BEGIN

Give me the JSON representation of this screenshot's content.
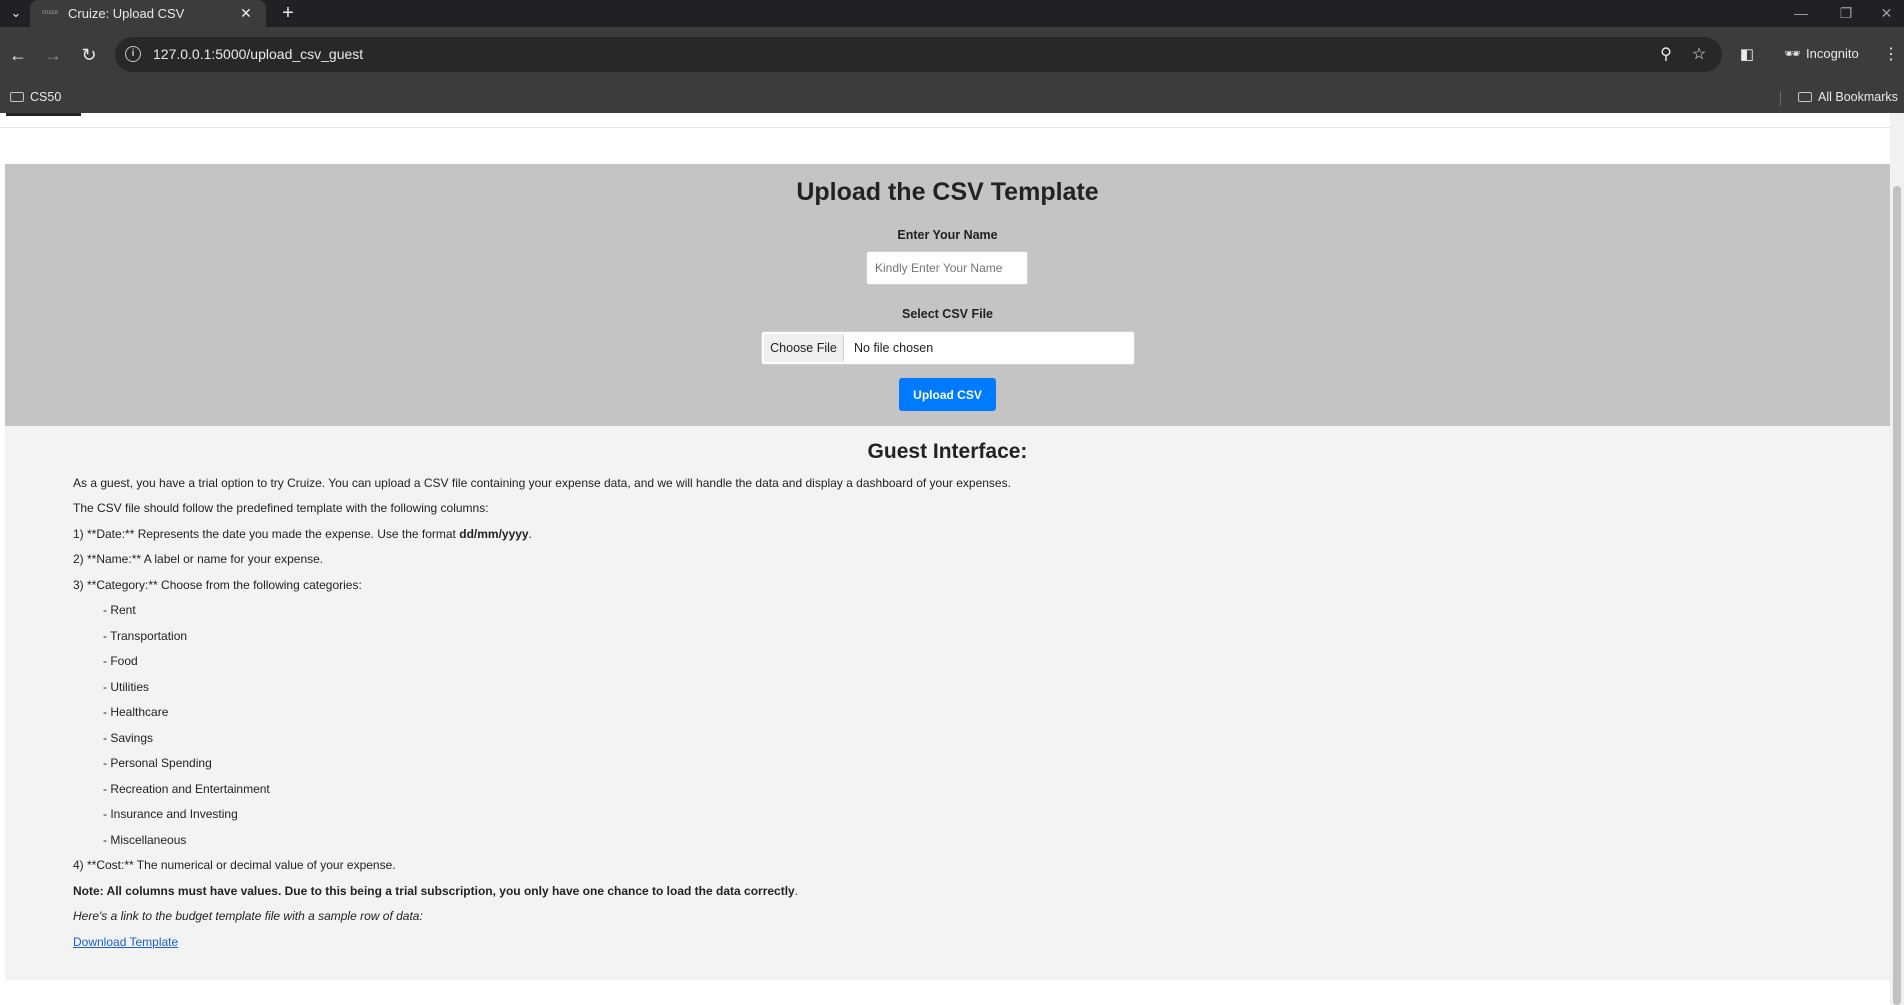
{
  "browser": {
    "tab_title": "Cruize: Upload CSV",
    "tab_favicon": "cruize",
    "url": "127.0.0.1:5000/upload_csv_guest",
    "incognito_label": "Incognito",
    "bookmarks": [
      "CS50"
    ],
    "all_bookmarks_label": "All Bookmarks"
  },
  "upload": {
    "heading": "Upload the CSV Template",
    "name_label": "Enter Your Name",
    "name_placeholder": "Kindly Enter Your Name",
    "file_label": "Select CSV File",
    "file_button": "Choose File",
    "file_status": "No file chosen",
    "submit_label": "Upload CSV"
  },
  "guest": {
    "heading": "Guest Interface:",
    "intro": "As a guest, you have a trial option to try Cruize. You can upload a CSV file containing your expense data, and we will handle the data and display a dashboard of your expenses.",
    "template_intro": "The CSV file should follow the predefined template with the following columns:",
    "date_prefix": "1) **Date:** Represents the date you made the expense. Use the format ",
    "date_format": "dd/mm/yyyy",
    "date_suffix": ".",
    "name_line": "2) **Name:** A label or name for your expense.",
    "category_line": "3) **Category:** Choose from the following categories:",
    "categories": [
      "- Rent",
      "- Transportation",
      "- Food",
      "- Utilities",
      "- Healthcare",
      "- Savings",
      "- Personal Spending",
      "- Recreation and Entertainment",
      "- Insurance and Investing",
      "- Miscellaneous"
    ],
    "cost_line": "4) **Cost:** The numerical or decimal value of your expense.",
    "note_bold": "Note: All columns must have values. Due to this being a trial subscription, you only have one chance to load the data correctly",
    "note_suffix": ".",
    "template_link_intro": "Here's a link to the budget template file with a sample row of data:",
    "download_label": "Download Template"
  },
  "colors": {
    "upload_bg": "#c4c4c4",
    "info_bg": "#f3f3f3",
    "primary_button": "#007bff",
    "link": "#1a5fd0"
  }
}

END

Written task: Copy every record above exactly as written, but leave out the pictures.

Final result:
Give me the JSON representation of this screenshot's content.
{
  "browser": {
    "tab_title": "Cruize: Upload CSV",
    "tab_favicon": "cruize",
    "url": "127.0.0.1:5000/upload_csv_guest",
    "incognito_label": "Incognito",
    "bookmarks": [
      "CS50"
    ],
    "all_bookmarks_label": "All Bookmarks"
  },
  "upload": {
    "heading": "Upload the CSV Template",
    "name_label": "Enter Your Name",
    "name_placeholder": "Kindly Enter Your Name",
    "file_label": "Select CSV File",
    "file_button": "Choose File",
    "file_status": "No file chosen",
    "submit_label": "Upload CSV"
  },
  "guest": {
    "heading": "Guest Interface:",
    "intro": "As a guest, you have a trial option to try Cruize. You can upload a CSV file containing your expense data, and we will handle the data and display a dashboard of your expenses.",
    "template_intro": "The CSV file should follow the predefined template with the following columns:",
    "date_prefix": "1) **Date:** Represents the date you made the expense. Use the format ",
    "date_format": "dd/mm/yyyy",
    "date_suffix": ".",
    "name_line": "2) **Name:** A label or name for your expense.",
    "category_line": "3) **Category:** Choose from the following categories:",
    "categories": [
      "- Rent",
      "- Transportation",
      "- Food",
      "- Utilities",
      "- Healthcare",
      "- Savings",
      "- Personal Spending",
      "- Recreation and Entertainment",
      "- Insurance and Investing",
      "- Miscellaneous"
    ],
    "cost_line": "4) **Cost:** The numerical or decimal value of your expense.",
    "note_bold": "Note: All columns must have values. Due to this being a trial subscription, you only have one chance to load the data correctly",
    "note_suffix": ".",
    "template_link_intro": "Here's a link to the budget template file with a sample row of data:",
    "download_label": "Download Template"
  },
  "colors": {
    "upload_bg": "#c4c4c4",
    "info_bg": "#f3f3f3",
    "primary_button": "#007bff",
    "link": "#1a5fd0"
  }
}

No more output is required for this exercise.